# Given records

▽

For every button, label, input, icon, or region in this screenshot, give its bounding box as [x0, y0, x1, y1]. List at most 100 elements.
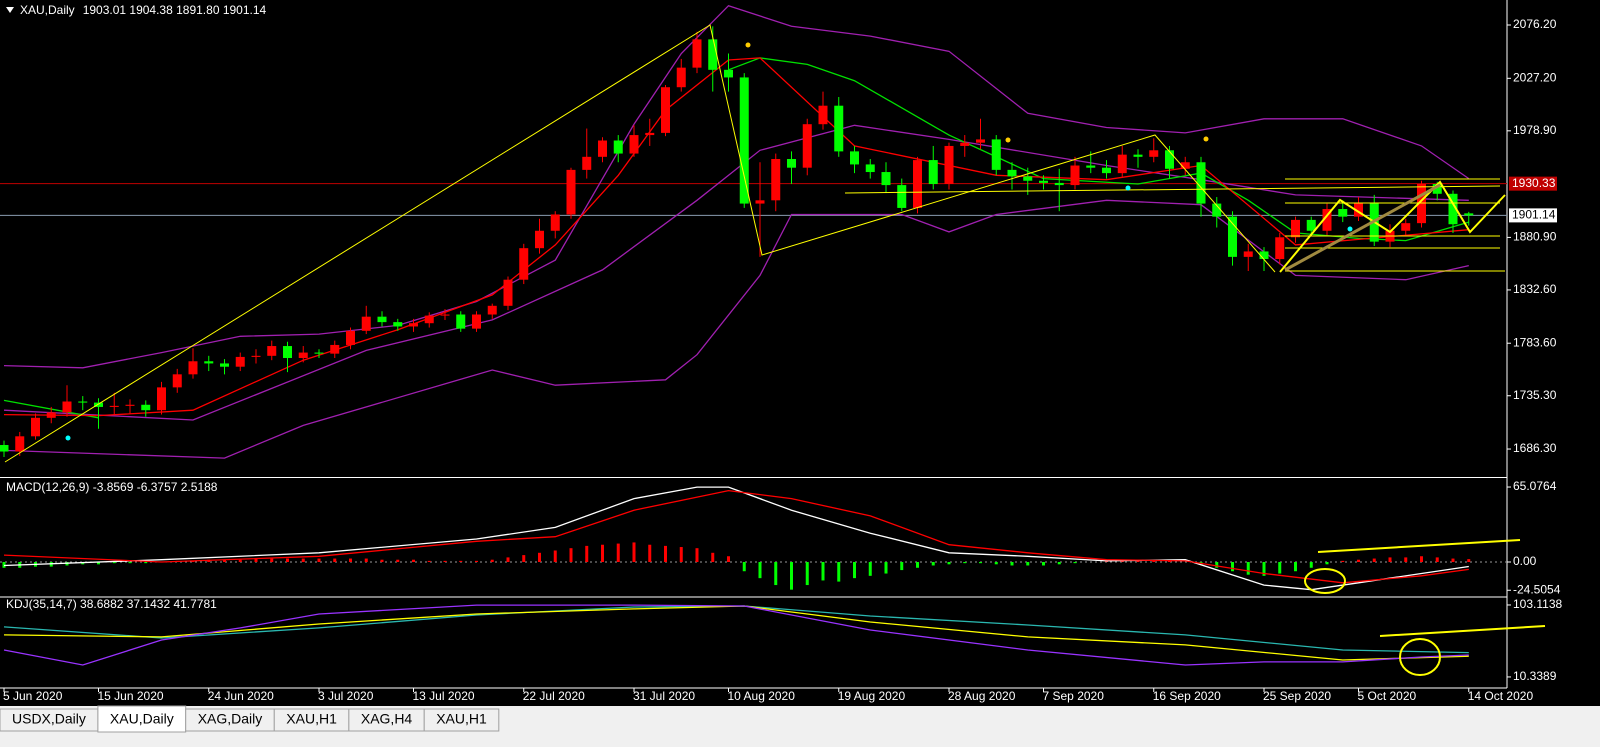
macd-bar	[1010, 562, 1014, 566]
macd-bar	[994, 562, 998, 565]
y-tick-label: 1978.90	[1513, 123, 1557, 137]
x-tick-label: 24 Jun 2020	[208, 689, 274, 703]
channel-line	[1284, 183, 1441, 272]
macd-bar	[1246, 562, 1250, 575]
macd-bar	[301, 558, 305, 563]
macd-bar	[758, 562, 762, 579]
macd-bar	[333, 558, 337, 563]
candle-body	[1417, 184, 1426, 224]
macd-bar	[1026, 562, 1030, 566]
candle-body	[157, 387, 166, 411]
drawings	[4, 24, 1546, 676]
candle-body	[1117, 154, 1127, 174]
candle-body	[1054, 182, 1064, 186]
candle-body	[409, 323, 418, 327]
candle-body	[692, 39, 702, 68]
candle-body	[661, 87, 670, 133]
price-label: 1930.33	[1512, 176, 1556, 190]
candle-body	[1007, 169, 1017, 177]
candle-body	[1133, 154, 1143, 157]
x-tick-label: 10 Aug 2020	[728, 689, 796, 703]
tab[interactable]: XAG,H4	[348, 708, 425, 732]
candle-body	[503, 279, 513, 306]
candle-body	[1023, 176, 1033, 181]
candle-body	[235, 356, 245, 367]
tab-label: XAG,Daily	[198, 711, 263, 727]
candle-body	[976, 139, 985, 143]
candle-body	[251, 355, 261, 357]
candle-body	[535, 230, 544, 249]
candle-body	[361, 316, 371, 331]
y-tick-label: 65.0764	[1513, 479, 1557, 493]
candle-body	[172, 374, 182, 388]
candle-body	[1275, 237, 1285, 260]
macd-bar	[538, 552, 541, 563]
candle-body	[1322, 209, 1332, 231]
macd-bar	[317, 558, 321, 563]
candle-body	[298, 352, 308, 359]
candle-body	[1196, 162, 1206, 204]
x-tick-label: 3 Jul 2020	[318, 689, 374, 703]
y-tick-label: 1783.60	[1513, 335, 1557, 349]
macd-bar	[790, 562, 793, 590]
macd-bar	[1168, 560, 1171, 563]
macd-bar	[774, 562, 778, 586]
candle-body	[1070, 165, 1080, 186]
tab[interactable]: XAU,H1	[273, 708, 350, 732]
indicator-line	[3, 4, 1470, 369]
candle-body	[1259, 251, 1269, 260]
candle-body	[1149, 150, 1159, 157]
tab[interactable]: XAG,Daily	[185, 708, 275, 732]
indicator-line	[3, 604, 1469, 666]
x-tick-label: 5 Jun 2020	[3, 689, 63, 703]
macd-bar	[270, 558, 274, 563]
candle-body	[1291, 219, 1300, 238]
macd-bar	[1120, 560, 1124, 563]
macd-bar	[443, 560, 447, 563]
macd-bar	[1404, 557, 1408, 563]
macd-bar	[1294, 562, 1297, 572]
candle-body	[393, 322, 403, 327]
macd-bar	[1042, 562, 1045, 566]
macd-bar	[254, 558, 258, 563]
macd-bar	[1435, 557, 1439, 563]
chart-header: XAU,Daily 1903.01 1904.38 1891.80 1901.14	[20, 3, 267, 17]
macd-bar	[1262, 562, 1266, 576]
candle-body	[724, 69, 733, 78]
tab[interactable]: USDX,Daily	[0, 708, 99, 732]
x-tick-label: 16 Sep 2020	[1153, 689, 1221, 703]
candle-body	[834, 105, 844, 152]
macd-bar	[349, 558, 352, 563]
dot	[1347, 226, 1353, 232]
candle-body	[850, 151, 859, 165]
candle-body	[46, 412, 56, 418]
candle-body	[708, 39, 718, 70]
candle-body	[613, 140, 623, 154]
candle-body	[881, 172, 891, 186]
signal-dots	[65, 42, 1353, 441]
macd-bar	[412, 559, 415, 563]
candle-body	[1306, 219, 1316, 231]
candle-body	[1212, 203, 1222, 217]
macd-bar	[1451, 558, 1455, 563]
candle-body	[487, 305, 497, 315]
macd-bar	[522, 555, 526, 563]
macd-bar	[648, 544, 652, 563]
macd-bar	[1467, 559, 1471, 563]
candle-body	[582, 156, 592, 170]
ohlc-values: 1903.01 1904.38 1891.80 1901.14	[83, 3, 267, 17]
x-tick-label: 19 Aug 2020	[838, 689, 906, 703]
macd-bar	[506, 557, 510, 563]
candle-body	[314, 352, 324, 354]
tab-label: XAU,H1	[286, 711, 337, 727]
macd-bar	[1372, 558, 1376, 563]
macd-bar	[128, 562, 132, 564]
macd-bar	[616, 543, 620, 563]
candle-body	[1165, 150, 1174, 169]
tab[interactable]: XAU,H1	[423, 708, 500, 732]
macd-bar	[711, 552, 715, 563]
candle-body	[94, 402, 103, 407]
y-tick-label: 2027.20	[1513, 70, 1557, 84]
tab[interactable]: XAU,Daily	[97, 705, 187, 733]
y-tick-label: 1832.60	[1513, 282, 1557, 296]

△

Reproduce the item above line for line, leaving out the picture.

For every button, label, input, icon, or region in this screenshot, give its bounding box as [x0, y0, x1, y1]. List at most 100 elements.
macd-bar	[1010, 562, 1014, 566]
macd-bar	[994, 562, 998, 565]
y-tick-label: 1978.90	[1513, 123, 1557, 137]
x-tick-label: 24 Jun 2020	[208, 689, 274, 703]
channel-line	[1284, 183, 1441, 272]
macd-bar	[1246, 562, 1250, 575]
macd-bar	[301, 558, 305, 563]
macd-bar	[758, 562, 762, 579]
macd-bar	[333, 558, 337, 563]
candle-body	[1417, 184, 1426, 224]
macd-bar	[1026, 562, 1030, 566]
candle-body	[157, 387, 166, 411]
drawings	[4, 24, 1546, 676]
candle-body	[1117, 154, 1127, 174]
candle-body	[1054, 182, 1064, 186]
candle-body	[409, 323, 418, 327]
candle-body	[692, 39, 702, 68]
candle-body	[661, 87, 670, 133]
price-label: 1930.33	[1512, 176, 1556, 190]
candle-body	[1007, 169, 1017, 177]
candle-body	[1133, 154, 1143, 157]
x-tick-label: 10 Aug 2020	[728, 689, 796, 703]
tab[interactable]: XAG,H4	[348, 708, 425, 732]
candle-body	[503, 279, 513, 306]
candle-body	[1023, 176, 1033, 181]
candle-body	[235, 356, 245, 367]
tab-label: XAG,Daily	[198, 711, 263, 727]
candle-body	[976, 139, 985, 143]
candle-body	[251, 355, 261, 357]
candle-body	[535, 230, 544, 249]
candle-body	[361, 316, 371, 331]
y-tick-label: 65.0764	[1513, 479, 1557, 493]
candle-body	[172, 374, 182, 388]
candle-body	[1275, 237, 1285, 260]
macd-bar	[538, 552, 541, 563]
candle-body	[1322, 209, 1332, 231]
macd-bar	[317, 558, 321, 563]
candle-body	[298, 352, 308, 359]
candle-body	[1196, 162, 1206, 204]
x-tick-label: 3 Jul 2020	[318, 689, 374, 703]
y-tick-label: 1783.60	[1513, 335, 1557, 349]
macd-bar	[790, 562, 793, 590]
macd-bar	[1168, 560, 1171, 563]
macd-bar	[774, 562, 778, 586]
candle-body	[1070, 165, 1080, 186]
tab[interactable]: XAU,H1	[273, 708, 350, 732]
indicator-line	[3, 4, 1470, 369]
candle-body	[1259, 251, 1269, 260]
candle-body	[1149, 150, 1159, 157]
tab[interactable]: XAG,Daily	[185, 708, 275, 732]
indicator-line	[3, 604, 1469, 666]
x-tick-label: 5 Jun 2020	[3, 689, 63, 703]
macd-bar	[270, 558, 274, 563]
candle-body	[1291, 219, 1300, 238]
macd-bar	[1120, 560, 1124, 563]
macd-bar	[443, 560, 447, 563]
macd-bar	[1404, 557, 1408, 563]
macd-bar	[1294, 562, 1297, 572]
candle-body	[393, 322, 403, 327]
macd-bar	[1042, 562, 1045, 566]
macd-bar	[254, 558, 258, 563]
macd-bar	[1435, 557, 1439, 563]
chart-header: XAU,Daily 1903.01 1904.38 1891.80 1901.14	[20, 3, 267, 17]
macd-bar	[1262, 562, 1266, 576]
candle-body	[724, 69, 733, 78]
tab[interactable]: USDX,Daily	[0, 708, 99, 732]
x-tick-label: 16 Sep 2020	[1153, 689, 1221, 703]
candle-body	[834, 105, 844, 152]
macd-bar	[349, 558, 352, 563]
dot	[1347, 226, 1353, 232]
candle-body	[850, 151, 859, 165]
candle-body	[46, 412, 56, 418]
candle-body	[708, 39, 718, 70]
candle-body	[613, 140, 623, 154]
candle-body	[881, 172, 891, 186]
signal-dots	[65, 42, 1353, 441]
macd-bar	[412, 559, 415, 563]
candle-body	[1306, 219, 1316, 231]
candle-body	[1212, 203, 1222, 217]
macd-bar	[1451, 558, 1455, 563]
candle-body	[487, 305, 497, 315]
macd-bar	[522, 555, 526, 563]
macd-bar	[648, 544, 652, 563]
macd-bar	[1467, 559, 1471, 563]
candle-body	[582, 156, 592, 170]
ohlc-values: 1903.01 1904.38 1891.80 1901.14	[83, 3, 267, 17]
x-tick-label: 19 Aug 2020	[838, 689, 906, 703]
macd-bar	[506, 557, 510, 563]
candle-body	[314, 352, 324, 354]
tab-label: XAU,H1	[286, 711, 337, 727]
macd-bar	[1372, 558, 1376, 563]
macd-bar	[128, 562, 132, 564]
macd-bar	[616, 543, 620, 563]
candle-body	[1165, 150, 1174, 169]
tab[interactable]: XAU,H1	[423, 708, 500, 732]
macd-bar	[711, 552, 715, 563]
candle-body	[94, 402, 103, 407]
y-tick-label: 2027.20	[1513, 70, 1557, 84]
tab[interactable]: XAU,Daily	[97, 705, 187, 733]
y-tick-label: 1832.60	[1513, 282, 1557, 296]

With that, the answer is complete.